▸ **EXERCISE GOAL**
Write out the listing below in full and exactly, leaving out every picture.

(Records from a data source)
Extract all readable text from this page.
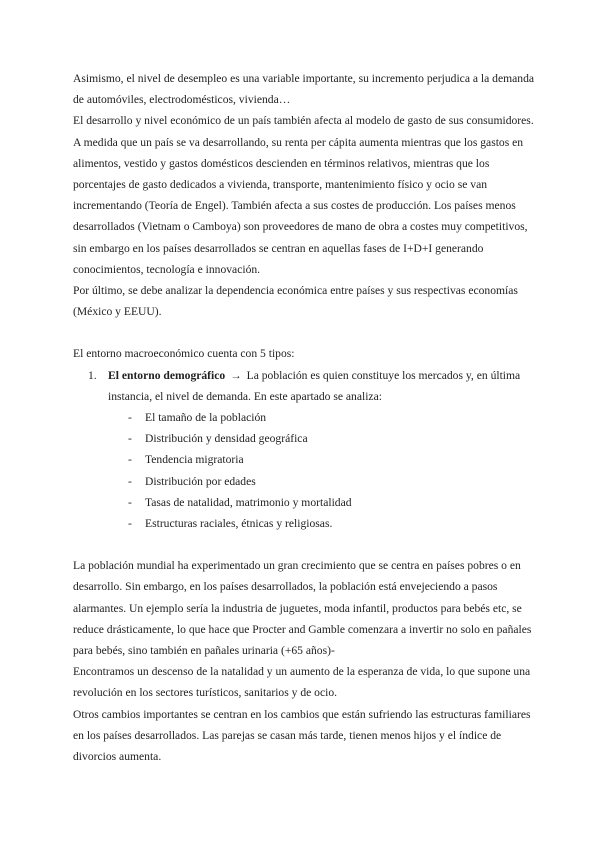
Asimismo, el nivel de desempleo es una variable importante, su incremento perjudica a la demanda de automóviles, electrodomésticos, vivienda…

El desarrollo y nivel económico de un país también afecta al modelo de gasto de sus consumidores. A medida que un país se va desarrollando, su renta per cápita aumenta mientras que los gastos en alimentos, vestido y gastos domésticos descienden en términos relativos, mientras que los porcentajes de gasto dedicados a vivienda, transporte, mantenimiento físico y ocio se van incrementando (Teoría de Engel). También afecta a sus costes de producción. Los países menos desarrollados (Vietnam o Camboya) son proveedores de mano de obra a costes muy competitivos, sin embargo en los países desarrollados se centran en aquellas fases de I+D+I generando conocimientos, tecnología e innovación.

Por último, se debe analizar la dependencia económica entre países y sus respectivas economías (México y EEUU).

El entorno macroeconómico cuenta con 5 tipos:

1. El entorno demográfico → La población es quien constituye los mercados y, en última instancia, el nivel de demanda. En este apartado se analiza:
- El tamaño de la población
- Distribución y densidad geográfica
- Tendencia migratoria
- Distribución por edades
- Tasas de natalidad, matrimonio y mortalidad
- Estructuras raciales, étnicas y religiosas.

La población mundial ha experimentado un gran crecimiento que se centra en países pobres o en desarrollo. Sin embargo, en los países desarrollados, la población está envejeciendo a pasos alarmantes. Un ejemplo sería la industria de juguetes, moda infantil, productos para bebés etc, se reduce drásticamente, lo que hace que Procter and Gamble comenzara a invertir no solo en pañales para bebés, sino también en pañales urinaria (+65 años)-

Encontramos un descenso de la natalidad y un aumento de la esperanza de vida, lo que supone una revolución en los sectores turísticos, sanitarios y de ocio.

Otros cambios importantes se centran en los cambios que están sufriendo las estructuras familiares en los países desarrollados. Las parejas se casan más tarde, tienen menos hijos y el índice de divorcios aumenta.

▸ **THE COMPLETED TASK**
Extract all readable text from this page.
Asimismo, el nivel de desempleo es una variable importante, su incremento perjudica a la demanda de automóviles, electrodomésticos, vivienda…

El desarrollo y nivel económico de un país también afecta al modelo de gasto de sus consumidores. A medida que un país se va desarrollando, su renta per cápita aumenta mientras que los gastos en alimentos, vestido y gastos domésticos descienden en términos relativos, mientras que los porcentajes de gasto dedicados a vivienda, transporte, mantenimiento físico y ocio se van incrementando (Teoría de Engel). También afecta a sus costes de producción. Los países menos desarrollados (Vietnam o Camboya) son proveedores de mano de obra a costes muy competitivos, sin embargo en los países desarrollados se centran en aquellas fases de I+D+I generando conocimientos, tecnología e innovación.

Por último, se debe analizar la dependencia económica entre países y sus respectivas economías (México y EEUU).

El entorno macroeconómico cuenta con 5 tipos:

1. El entorno demográfico → La población es quien constituye los mercados y, en última instancia, el nivel de demanda. En este apartado se analiza:
- El tamaño de la población
- Distribución y densidad geográfica
- Tendencia migratoria
- Distribución por edades
- Tasas de natalidad, matrimonio y mortalidad
- Estructuras raciales, étnicas y religiosas.

La población mundial ha experimentado un gran crecimiento que se centra en países pobres o en desarrollo. Sin embargo, en los países desarrollados, la población está envejeciendo a pasos alarmantes. Un ejemplo sería la industria de juguetes, moda infantil, productos para bebés etc, se reduce drásticamente, lo que hace que Procter and Gamble comenzara a invertir no solo en pañales para bebés, sino también en pañales urinaria (+65 años)-

Encontramos un descenso de la natalidad y un aumento de la esperanza de vida, lo que supone una revolución en los sectores turísticos, sanitarios y de ocio.

Otros cambios importantes se centran en los cambios que están sufriendo las estructuras familiares en los países desarrollados. Las parejas se casan más tarde, tienen menos hijos y el índice de divorcios aumenta.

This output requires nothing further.